-- Start --

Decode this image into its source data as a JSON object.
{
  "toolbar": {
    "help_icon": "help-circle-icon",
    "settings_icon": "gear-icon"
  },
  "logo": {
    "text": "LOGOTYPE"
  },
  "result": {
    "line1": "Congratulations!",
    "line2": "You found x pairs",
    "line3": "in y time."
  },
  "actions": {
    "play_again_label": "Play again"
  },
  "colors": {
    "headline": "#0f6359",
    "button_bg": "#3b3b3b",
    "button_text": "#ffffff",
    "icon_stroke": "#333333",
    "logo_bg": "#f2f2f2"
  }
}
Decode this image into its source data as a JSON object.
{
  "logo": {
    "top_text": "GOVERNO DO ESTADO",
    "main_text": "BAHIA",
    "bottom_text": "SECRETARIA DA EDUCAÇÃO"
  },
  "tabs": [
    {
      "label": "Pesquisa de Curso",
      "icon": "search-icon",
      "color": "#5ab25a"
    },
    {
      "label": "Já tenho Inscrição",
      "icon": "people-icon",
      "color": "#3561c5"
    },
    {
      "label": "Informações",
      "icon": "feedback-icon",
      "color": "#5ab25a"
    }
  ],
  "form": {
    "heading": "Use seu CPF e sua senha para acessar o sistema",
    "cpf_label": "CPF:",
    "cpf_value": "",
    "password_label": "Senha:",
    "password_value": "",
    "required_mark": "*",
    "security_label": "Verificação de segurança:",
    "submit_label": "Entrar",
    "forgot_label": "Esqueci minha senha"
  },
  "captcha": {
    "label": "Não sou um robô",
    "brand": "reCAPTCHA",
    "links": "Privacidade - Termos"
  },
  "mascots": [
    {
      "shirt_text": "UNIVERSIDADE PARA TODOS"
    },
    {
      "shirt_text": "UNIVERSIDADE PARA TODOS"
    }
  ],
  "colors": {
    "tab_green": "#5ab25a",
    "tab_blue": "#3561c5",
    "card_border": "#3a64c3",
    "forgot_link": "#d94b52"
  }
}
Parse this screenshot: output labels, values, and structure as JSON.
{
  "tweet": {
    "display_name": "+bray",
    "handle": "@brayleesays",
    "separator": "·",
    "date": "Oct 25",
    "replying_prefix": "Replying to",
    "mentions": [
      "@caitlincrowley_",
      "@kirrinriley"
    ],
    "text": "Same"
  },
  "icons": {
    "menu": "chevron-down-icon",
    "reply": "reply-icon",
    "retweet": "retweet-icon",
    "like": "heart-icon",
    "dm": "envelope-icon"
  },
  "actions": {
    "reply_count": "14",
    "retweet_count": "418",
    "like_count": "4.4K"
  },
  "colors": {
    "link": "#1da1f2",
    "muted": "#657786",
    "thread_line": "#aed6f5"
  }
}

-- End --

INSTRUCTIONS FOR THE TASK: Hand back the material above in full, exactly as written.

TASK SOLUTION:
Decode this image into its source data as a JSON object.
{
  "toolbar": {
    "help_icon": "help-circle-icon",
    "settings_icon": "gear-icon"
  },
  "logo": {
    "text": "LOGOTYPE"
  },
  "result": {
    "line1": "Congratulations!",
    "line2": "You found x pairs",
    "line3": "in y time."
  },
  "actions": {
    "play_again_label": "Play again"
  },
  "colors": {
    "headline": "#0f6359",
    "button_bg": "#3b3b3b",
    "button_text": "#ffffff",
    "icon_stroke": "#333333",
    "logo_bg": "#f2f2f2"
  }
}
Decode this image into its source data as a JSON object.
{
  "logo": {
    "top_text": "GOVERNO DO ESTADO",
    "main_text": "BAHIA",
    "bottom_text": "SECRETARIA DA EDUCAÇÃO"
  },
  "tabs": [
    {
      "label": "Pesquisa de Curso",
      "icon": "search-icon",
      "color": "#5ab25a"
    },
    {
      "label": "Já tenho Inscrição",
      "icon": "people-icon",
      "color": "#3561c5"
    },
    {
      "label": "Informações",
      "icon": "feedback-icon",
      "color": "#5ab25a"
    }
  ],
  "form": {
    "heading": "Use seu CPF e sua senha para acessar o sistema",
    "cpf_label": "CPF:",
    "cpf_value": "",
    "password_label": "Senha:",
    "password_value": "",
    "required_mark": "*",
    "security_label": "Verificação de segurança:",
    "submit_label": "Entrar",
    "forgot_label": "Esqueci minha senha"
  },
  "captcha": {
    "label": "Não sou um robô",
    "brand": "reCAPTCHA",
    "links": "Privacidade - Termos"
  },
  "mascots": [
    {
      "shirt_text": "UNIVERSIDADE PARA TODOS"
    },
    {
      "shirt_text": "UNIVERSIDADE PARA TODOS"
    }
  ],
  "colors": {
    "tab_green": "#5ab25a",
    "tab_blue": "#3561c5",
    "card_border": "#3a64c3",
    "forgot_link": "#d94b52"
  }
}
Parse this screenshot: output labels, values, and structure as JSON.
{
  "tweet": {
    "display_name": "+bray",
    "handle": "@brayleesays",
    "separator": "·",
    "date": "Oct 25",
    "replying_prefix": "Replying to",
    "mentions": [
      "@caitlincrowley_",
      "@kirrinriley"
    ],
    "text": "Same"
  },
  "icons": {
    "menu": "chevron-down-icon",
    "reply": "reply-icon",
    "retweet": "retweet-icon",
    "like": "heart-icon",
    "dm": "envelope-icon"
  },
  "actions": {
    "reply_count": "14",
    "retweet_count": "418",
    "like_count": "4.4K"
  },
  "colors": {
    "link": "#1da1f2",
    "muted": "#657786",
    "thread_line": "#aed6f5"
  }
}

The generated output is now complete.